• **Records shown**

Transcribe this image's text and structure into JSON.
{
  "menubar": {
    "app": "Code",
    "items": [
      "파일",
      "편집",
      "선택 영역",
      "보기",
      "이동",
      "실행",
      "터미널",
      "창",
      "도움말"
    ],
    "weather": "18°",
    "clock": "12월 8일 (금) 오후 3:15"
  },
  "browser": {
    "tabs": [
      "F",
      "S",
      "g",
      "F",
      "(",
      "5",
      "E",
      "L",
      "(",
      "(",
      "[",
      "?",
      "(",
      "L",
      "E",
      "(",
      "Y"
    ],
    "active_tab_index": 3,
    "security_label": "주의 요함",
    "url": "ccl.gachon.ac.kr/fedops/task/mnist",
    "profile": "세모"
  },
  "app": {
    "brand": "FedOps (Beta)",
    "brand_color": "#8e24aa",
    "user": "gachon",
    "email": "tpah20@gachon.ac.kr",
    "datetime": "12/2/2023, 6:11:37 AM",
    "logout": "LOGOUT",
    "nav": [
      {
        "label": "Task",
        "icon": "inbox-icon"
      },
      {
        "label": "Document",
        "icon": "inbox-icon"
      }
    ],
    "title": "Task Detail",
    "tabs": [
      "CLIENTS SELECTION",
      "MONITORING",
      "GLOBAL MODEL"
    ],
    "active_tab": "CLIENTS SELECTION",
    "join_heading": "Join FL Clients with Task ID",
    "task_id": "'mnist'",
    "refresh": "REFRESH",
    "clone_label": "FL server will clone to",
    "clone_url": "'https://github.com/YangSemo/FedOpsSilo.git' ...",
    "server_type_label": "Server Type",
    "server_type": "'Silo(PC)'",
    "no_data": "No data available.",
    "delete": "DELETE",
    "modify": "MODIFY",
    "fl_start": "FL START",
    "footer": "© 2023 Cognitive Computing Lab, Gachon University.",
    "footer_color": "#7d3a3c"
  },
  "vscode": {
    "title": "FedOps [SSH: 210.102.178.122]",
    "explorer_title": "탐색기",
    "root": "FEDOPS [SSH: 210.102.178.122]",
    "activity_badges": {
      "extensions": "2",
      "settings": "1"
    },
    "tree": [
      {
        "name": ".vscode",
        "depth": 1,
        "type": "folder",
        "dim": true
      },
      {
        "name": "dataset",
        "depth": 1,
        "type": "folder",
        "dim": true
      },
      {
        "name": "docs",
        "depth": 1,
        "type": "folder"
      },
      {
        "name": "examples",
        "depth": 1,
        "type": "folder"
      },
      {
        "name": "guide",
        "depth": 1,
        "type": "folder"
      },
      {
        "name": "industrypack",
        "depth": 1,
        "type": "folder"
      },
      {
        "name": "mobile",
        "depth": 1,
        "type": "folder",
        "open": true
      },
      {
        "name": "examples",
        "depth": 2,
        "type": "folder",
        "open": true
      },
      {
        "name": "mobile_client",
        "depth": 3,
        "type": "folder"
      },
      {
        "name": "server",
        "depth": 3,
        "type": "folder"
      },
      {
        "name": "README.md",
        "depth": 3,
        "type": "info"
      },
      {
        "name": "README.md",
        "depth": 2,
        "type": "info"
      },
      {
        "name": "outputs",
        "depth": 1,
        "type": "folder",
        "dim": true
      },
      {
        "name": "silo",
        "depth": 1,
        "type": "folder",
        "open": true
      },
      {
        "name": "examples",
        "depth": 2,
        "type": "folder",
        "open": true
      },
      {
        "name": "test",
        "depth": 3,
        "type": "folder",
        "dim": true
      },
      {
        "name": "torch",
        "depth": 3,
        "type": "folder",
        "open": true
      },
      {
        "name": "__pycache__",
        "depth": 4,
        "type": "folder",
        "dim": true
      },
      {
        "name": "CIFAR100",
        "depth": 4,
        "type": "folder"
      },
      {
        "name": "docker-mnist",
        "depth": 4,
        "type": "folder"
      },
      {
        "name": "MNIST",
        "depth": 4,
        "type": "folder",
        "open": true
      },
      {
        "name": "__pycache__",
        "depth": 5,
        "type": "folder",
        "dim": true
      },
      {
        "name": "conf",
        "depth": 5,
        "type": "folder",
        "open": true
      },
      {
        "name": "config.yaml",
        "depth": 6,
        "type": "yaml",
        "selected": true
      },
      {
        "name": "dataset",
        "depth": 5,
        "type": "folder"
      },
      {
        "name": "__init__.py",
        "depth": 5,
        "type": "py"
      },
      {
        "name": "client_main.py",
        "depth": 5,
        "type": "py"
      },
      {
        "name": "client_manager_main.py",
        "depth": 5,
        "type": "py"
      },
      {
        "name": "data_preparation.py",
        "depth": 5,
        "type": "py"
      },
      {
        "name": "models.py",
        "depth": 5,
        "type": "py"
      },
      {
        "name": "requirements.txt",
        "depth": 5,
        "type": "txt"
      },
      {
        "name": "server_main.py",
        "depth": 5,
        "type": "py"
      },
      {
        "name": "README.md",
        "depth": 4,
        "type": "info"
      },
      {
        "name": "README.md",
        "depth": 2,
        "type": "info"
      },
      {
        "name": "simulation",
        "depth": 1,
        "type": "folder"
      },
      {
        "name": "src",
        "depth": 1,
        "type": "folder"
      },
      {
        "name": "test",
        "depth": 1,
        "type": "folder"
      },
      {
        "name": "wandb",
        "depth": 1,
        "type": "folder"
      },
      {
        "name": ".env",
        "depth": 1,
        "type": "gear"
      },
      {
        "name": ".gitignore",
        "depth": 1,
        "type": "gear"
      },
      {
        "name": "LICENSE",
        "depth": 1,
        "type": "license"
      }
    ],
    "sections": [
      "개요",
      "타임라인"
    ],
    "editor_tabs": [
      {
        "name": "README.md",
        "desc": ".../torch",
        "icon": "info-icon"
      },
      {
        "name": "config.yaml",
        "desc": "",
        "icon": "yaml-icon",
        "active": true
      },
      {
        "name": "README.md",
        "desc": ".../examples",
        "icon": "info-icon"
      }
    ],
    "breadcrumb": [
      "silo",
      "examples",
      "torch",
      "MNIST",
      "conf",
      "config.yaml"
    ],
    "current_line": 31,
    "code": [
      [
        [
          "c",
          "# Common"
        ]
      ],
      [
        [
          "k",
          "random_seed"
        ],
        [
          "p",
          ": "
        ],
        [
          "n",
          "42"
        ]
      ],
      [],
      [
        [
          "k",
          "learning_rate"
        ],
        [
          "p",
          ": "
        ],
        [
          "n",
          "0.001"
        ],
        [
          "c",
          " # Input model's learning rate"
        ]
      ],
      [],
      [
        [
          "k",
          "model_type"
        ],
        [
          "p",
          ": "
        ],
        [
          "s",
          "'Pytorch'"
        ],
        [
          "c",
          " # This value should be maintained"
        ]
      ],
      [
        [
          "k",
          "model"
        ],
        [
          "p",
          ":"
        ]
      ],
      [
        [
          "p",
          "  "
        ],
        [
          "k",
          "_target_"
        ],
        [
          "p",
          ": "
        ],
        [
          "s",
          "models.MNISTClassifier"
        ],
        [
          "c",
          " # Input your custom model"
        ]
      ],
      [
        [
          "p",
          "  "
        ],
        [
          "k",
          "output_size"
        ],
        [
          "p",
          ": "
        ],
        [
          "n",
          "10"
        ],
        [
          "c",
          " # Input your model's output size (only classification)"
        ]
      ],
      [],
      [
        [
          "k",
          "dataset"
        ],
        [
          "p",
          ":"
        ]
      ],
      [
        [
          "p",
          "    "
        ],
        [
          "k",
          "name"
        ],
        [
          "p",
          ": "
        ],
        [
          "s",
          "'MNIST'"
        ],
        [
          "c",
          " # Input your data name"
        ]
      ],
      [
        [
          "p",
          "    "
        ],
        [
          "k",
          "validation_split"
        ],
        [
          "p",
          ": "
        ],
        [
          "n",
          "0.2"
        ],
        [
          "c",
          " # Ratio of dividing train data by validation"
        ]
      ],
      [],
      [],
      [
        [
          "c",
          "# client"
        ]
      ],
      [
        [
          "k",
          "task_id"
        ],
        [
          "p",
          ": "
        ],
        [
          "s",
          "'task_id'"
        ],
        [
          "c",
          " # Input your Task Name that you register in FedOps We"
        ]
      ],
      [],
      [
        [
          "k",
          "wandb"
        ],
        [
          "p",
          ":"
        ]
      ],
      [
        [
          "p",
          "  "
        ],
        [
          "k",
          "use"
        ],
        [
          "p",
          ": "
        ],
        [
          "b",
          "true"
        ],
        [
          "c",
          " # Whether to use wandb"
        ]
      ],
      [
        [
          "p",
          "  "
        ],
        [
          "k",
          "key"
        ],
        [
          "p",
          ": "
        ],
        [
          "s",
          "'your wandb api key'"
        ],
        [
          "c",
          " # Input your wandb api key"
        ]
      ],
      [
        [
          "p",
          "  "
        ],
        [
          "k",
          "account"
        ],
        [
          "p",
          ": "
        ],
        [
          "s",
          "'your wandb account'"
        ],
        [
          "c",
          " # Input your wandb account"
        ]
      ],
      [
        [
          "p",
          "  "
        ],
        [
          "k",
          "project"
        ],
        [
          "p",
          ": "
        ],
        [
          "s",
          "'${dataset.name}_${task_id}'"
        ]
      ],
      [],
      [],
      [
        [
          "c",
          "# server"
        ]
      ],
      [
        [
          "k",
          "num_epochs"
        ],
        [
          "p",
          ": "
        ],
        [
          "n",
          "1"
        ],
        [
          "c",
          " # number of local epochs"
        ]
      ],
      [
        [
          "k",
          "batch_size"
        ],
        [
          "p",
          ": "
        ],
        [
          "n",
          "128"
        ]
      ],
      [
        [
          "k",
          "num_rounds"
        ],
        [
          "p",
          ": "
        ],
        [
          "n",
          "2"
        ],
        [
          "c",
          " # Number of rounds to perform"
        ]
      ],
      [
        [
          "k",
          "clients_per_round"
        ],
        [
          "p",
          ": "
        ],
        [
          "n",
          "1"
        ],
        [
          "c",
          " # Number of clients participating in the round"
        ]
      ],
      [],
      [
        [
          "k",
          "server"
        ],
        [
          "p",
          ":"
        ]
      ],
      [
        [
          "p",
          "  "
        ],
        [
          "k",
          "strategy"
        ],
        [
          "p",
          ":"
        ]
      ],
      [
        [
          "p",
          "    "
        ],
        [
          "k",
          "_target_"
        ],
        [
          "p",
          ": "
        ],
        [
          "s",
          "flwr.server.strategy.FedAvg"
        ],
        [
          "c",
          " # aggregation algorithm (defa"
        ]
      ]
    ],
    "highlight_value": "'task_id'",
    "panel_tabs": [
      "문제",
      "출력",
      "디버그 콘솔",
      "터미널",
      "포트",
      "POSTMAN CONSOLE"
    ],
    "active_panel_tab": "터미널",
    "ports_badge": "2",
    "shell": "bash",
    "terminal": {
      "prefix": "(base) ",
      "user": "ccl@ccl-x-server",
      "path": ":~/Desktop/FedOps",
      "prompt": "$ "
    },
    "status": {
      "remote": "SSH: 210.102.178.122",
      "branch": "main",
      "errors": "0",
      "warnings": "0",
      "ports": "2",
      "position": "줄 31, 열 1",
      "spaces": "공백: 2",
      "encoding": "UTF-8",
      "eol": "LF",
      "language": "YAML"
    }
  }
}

• **What the task requires**
Find all lines with "models" in them and copy each one.

• **Solved problem**
        "name": "models.py",
          "models.MNISTClassifier"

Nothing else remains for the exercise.